* start DATASET CONTENT *

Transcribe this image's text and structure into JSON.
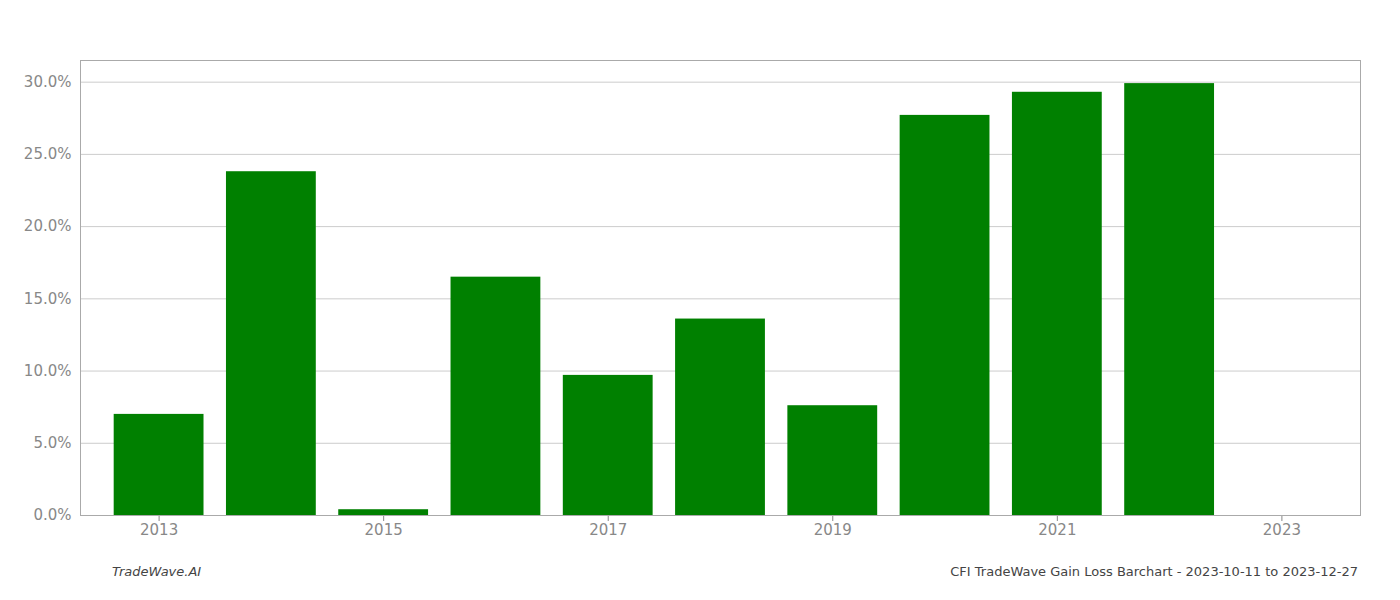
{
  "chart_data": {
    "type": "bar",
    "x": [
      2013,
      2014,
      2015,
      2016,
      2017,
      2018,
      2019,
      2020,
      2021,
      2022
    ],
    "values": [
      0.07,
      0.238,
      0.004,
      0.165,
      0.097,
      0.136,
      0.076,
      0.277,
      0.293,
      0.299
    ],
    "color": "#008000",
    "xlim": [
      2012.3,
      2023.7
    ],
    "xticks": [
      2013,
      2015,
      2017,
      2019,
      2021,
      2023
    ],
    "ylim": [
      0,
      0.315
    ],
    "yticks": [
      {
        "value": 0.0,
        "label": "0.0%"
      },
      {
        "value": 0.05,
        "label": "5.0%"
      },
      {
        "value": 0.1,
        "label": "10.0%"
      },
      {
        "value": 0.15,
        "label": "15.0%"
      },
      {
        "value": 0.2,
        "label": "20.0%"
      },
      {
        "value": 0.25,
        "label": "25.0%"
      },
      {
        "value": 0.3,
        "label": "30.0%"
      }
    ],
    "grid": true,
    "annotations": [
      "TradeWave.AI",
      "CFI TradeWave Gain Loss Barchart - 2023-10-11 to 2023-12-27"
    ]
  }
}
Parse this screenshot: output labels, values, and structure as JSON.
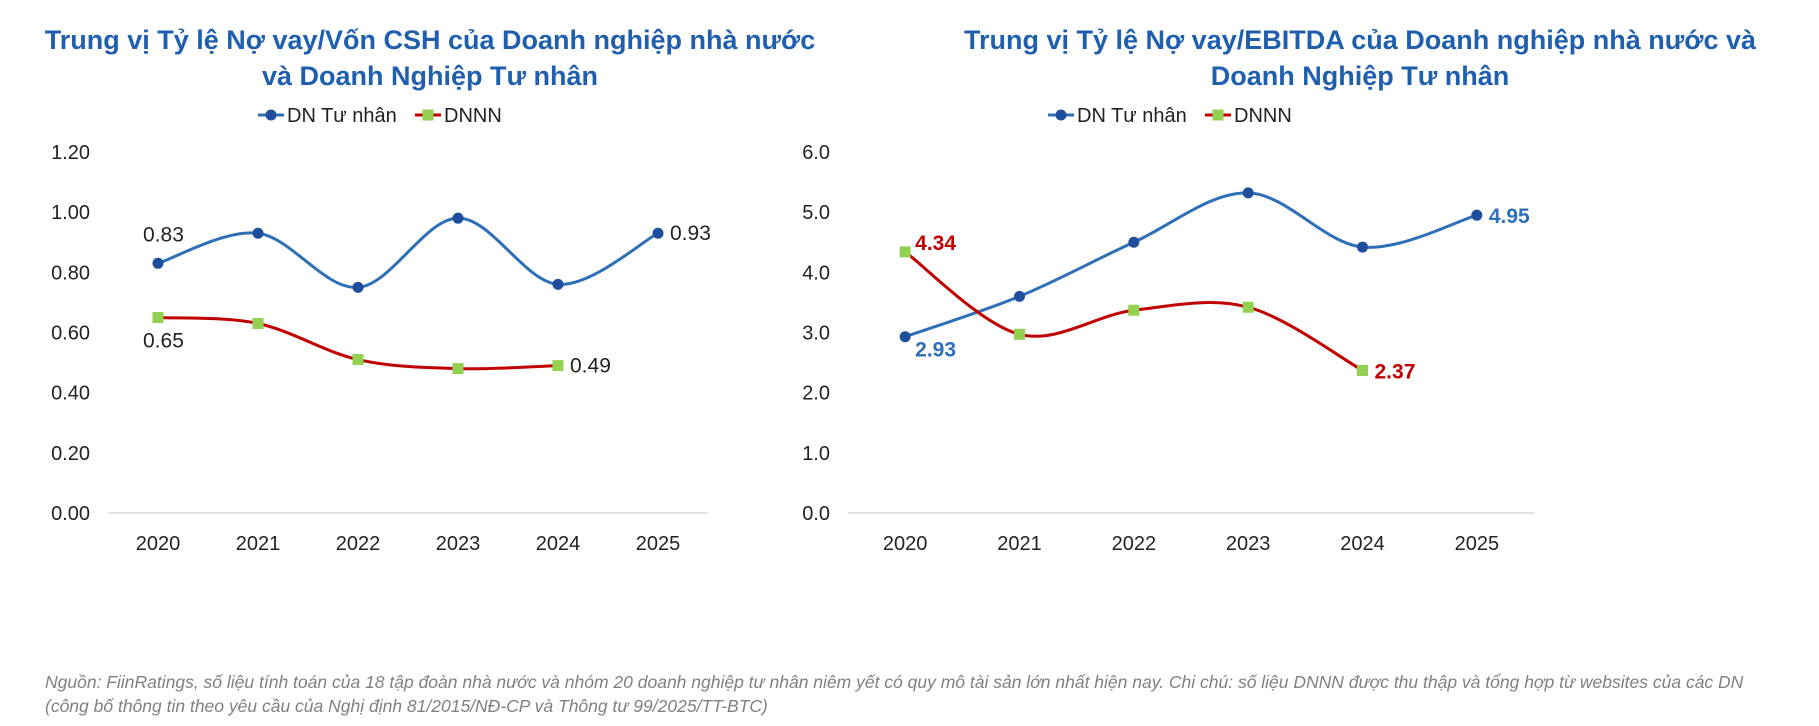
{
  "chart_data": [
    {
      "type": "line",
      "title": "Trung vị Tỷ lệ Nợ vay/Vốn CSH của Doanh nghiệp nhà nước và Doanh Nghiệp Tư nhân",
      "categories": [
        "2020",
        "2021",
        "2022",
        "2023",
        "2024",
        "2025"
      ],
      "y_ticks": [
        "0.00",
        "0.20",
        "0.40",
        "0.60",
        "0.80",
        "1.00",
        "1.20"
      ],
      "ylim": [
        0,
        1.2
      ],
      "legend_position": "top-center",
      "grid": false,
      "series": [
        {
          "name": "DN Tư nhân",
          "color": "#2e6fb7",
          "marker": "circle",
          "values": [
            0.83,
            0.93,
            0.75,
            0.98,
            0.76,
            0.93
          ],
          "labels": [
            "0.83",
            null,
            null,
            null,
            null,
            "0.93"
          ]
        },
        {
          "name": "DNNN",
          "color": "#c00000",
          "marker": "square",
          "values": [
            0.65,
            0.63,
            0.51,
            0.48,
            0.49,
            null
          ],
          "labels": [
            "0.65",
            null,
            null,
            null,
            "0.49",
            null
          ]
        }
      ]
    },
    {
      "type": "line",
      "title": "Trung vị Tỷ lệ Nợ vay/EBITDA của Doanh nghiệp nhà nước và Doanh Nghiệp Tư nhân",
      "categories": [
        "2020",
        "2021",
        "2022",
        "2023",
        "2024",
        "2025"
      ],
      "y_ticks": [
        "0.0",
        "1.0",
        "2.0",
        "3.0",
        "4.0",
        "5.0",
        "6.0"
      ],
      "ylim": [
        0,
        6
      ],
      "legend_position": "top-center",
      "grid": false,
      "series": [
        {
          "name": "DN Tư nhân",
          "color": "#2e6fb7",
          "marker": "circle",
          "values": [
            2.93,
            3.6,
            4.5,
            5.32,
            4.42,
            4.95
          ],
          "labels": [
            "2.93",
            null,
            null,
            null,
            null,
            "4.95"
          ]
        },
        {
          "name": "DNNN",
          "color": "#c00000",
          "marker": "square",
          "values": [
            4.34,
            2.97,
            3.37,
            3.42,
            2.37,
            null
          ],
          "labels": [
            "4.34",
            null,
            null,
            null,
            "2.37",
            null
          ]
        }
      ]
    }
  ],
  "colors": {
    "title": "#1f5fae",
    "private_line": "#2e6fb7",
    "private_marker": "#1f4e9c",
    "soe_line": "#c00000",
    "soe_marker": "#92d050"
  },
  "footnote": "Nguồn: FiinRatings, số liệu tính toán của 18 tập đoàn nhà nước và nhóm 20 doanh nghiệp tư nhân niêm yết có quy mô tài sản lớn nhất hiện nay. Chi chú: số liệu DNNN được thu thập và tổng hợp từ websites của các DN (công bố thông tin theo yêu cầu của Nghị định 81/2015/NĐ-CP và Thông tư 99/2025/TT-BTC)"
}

* end DATASET CONTENT *
* start DATASET CONTENT *

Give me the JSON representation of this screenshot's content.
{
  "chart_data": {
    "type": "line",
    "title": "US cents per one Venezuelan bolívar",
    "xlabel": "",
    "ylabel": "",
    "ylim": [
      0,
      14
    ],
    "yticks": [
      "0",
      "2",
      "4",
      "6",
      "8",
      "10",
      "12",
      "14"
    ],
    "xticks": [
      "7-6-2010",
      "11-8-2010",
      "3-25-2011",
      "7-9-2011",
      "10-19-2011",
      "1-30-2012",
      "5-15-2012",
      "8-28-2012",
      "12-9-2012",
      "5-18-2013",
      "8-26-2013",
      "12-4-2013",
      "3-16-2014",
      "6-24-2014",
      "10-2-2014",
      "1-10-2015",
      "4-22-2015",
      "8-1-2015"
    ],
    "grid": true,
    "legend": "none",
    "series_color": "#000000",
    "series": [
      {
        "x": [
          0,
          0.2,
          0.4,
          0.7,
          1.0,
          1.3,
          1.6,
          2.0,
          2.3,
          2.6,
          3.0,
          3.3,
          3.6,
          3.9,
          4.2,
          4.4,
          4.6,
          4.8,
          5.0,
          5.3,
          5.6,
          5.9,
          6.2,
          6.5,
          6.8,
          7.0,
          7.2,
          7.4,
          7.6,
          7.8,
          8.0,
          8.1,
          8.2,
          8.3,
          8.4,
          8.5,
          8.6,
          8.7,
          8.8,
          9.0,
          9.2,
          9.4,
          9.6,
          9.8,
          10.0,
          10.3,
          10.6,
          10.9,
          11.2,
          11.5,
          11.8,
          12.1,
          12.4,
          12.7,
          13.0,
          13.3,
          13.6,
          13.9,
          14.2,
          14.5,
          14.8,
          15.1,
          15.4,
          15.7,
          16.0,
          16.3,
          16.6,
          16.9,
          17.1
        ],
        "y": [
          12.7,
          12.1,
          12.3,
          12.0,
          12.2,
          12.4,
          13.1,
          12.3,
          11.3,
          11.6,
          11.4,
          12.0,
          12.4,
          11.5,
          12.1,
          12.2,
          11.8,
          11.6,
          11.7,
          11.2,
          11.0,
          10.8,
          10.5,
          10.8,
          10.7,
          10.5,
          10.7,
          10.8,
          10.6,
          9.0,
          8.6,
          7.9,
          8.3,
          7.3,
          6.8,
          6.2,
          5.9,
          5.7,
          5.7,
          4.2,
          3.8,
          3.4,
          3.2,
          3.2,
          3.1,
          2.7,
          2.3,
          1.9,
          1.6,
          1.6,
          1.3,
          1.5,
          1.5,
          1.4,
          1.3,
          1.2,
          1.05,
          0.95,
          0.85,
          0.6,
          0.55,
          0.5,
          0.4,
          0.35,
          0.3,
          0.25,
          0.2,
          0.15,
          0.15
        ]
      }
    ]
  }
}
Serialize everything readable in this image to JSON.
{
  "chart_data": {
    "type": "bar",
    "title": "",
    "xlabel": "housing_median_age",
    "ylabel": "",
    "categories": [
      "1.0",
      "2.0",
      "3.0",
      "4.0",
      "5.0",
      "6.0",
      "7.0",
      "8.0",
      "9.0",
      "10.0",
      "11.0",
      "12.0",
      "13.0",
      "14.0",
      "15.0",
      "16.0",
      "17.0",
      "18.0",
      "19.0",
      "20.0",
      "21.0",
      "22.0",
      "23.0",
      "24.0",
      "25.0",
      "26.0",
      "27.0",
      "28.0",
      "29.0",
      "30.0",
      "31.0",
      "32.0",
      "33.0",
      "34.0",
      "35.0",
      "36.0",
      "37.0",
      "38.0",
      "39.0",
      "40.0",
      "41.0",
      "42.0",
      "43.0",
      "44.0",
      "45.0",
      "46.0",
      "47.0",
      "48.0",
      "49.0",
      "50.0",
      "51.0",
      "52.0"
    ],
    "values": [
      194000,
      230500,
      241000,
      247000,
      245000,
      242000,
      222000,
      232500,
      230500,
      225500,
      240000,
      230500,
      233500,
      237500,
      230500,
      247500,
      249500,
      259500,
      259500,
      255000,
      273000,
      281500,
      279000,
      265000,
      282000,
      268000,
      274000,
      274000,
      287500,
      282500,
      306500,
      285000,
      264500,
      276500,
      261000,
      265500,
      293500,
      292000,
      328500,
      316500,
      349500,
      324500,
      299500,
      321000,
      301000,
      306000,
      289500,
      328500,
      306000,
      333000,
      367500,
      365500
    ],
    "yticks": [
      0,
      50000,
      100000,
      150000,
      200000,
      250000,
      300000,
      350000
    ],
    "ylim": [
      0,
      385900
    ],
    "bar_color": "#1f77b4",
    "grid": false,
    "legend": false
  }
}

* end DATASET CONTENT *
* start DATASET CONTENT *

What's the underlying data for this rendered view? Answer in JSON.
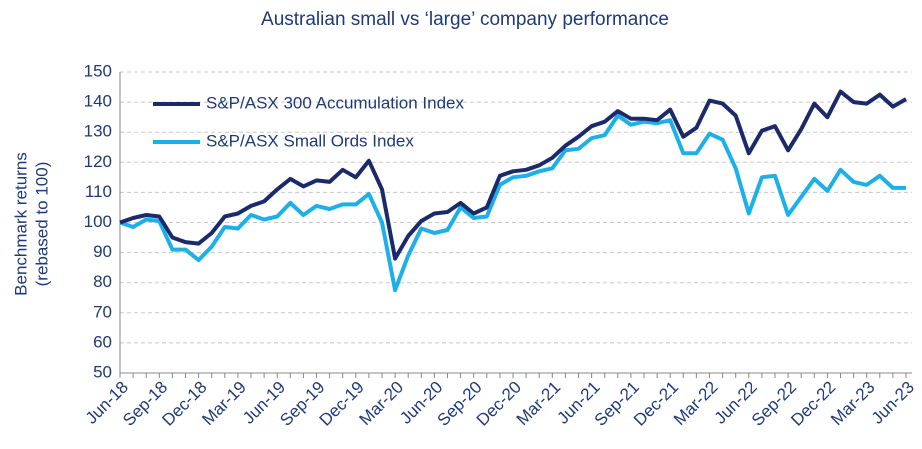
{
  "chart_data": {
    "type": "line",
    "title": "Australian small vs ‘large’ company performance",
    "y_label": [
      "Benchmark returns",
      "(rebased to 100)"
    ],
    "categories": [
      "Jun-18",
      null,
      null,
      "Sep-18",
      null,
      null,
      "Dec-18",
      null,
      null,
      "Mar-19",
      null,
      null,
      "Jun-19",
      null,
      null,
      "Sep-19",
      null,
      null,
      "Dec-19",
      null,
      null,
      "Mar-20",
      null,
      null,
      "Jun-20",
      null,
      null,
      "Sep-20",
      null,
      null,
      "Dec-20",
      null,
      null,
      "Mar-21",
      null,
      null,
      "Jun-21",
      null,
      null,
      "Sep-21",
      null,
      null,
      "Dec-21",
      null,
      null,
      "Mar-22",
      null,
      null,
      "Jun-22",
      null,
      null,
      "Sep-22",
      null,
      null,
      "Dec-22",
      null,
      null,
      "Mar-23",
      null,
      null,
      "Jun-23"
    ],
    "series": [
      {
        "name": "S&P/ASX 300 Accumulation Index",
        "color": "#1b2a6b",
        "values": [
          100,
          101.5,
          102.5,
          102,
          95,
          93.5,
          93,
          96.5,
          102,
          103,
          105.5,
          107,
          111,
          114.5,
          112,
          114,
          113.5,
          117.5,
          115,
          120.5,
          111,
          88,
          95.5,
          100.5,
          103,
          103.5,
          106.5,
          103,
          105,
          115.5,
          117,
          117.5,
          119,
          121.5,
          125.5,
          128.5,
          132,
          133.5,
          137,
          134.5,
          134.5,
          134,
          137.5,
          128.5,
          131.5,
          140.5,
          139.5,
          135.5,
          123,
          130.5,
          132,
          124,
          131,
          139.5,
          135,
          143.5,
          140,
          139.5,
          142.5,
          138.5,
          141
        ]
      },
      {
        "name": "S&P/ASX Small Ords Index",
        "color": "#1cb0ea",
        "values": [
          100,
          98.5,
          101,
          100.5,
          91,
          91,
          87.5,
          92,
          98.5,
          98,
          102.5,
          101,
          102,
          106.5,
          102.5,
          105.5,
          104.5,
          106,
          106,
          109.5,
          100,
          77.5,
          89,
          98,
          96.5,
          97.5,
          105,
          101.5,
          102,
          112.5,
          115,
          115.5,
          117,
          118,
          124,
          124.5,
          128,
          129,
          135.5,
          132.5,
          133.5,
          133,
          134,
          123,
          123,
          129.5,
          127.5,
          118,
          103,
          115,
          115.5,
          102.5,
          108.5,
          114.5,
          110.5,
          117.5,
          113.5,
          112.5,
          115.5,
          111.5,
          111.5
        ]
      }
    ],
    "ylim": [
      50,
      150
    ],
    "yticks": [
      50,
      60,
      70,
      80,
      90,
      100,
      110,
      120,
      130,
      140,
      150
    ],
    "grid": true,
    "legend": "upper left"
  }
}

* end DATASET CONTENT *

TASK DETAILS
Reproduce each line of the material containing the word "image".

ANSWER TO THIS EXERCISE
Transcribe this image's text and structure into JSON.
Serialize everything readable in this image to JSON.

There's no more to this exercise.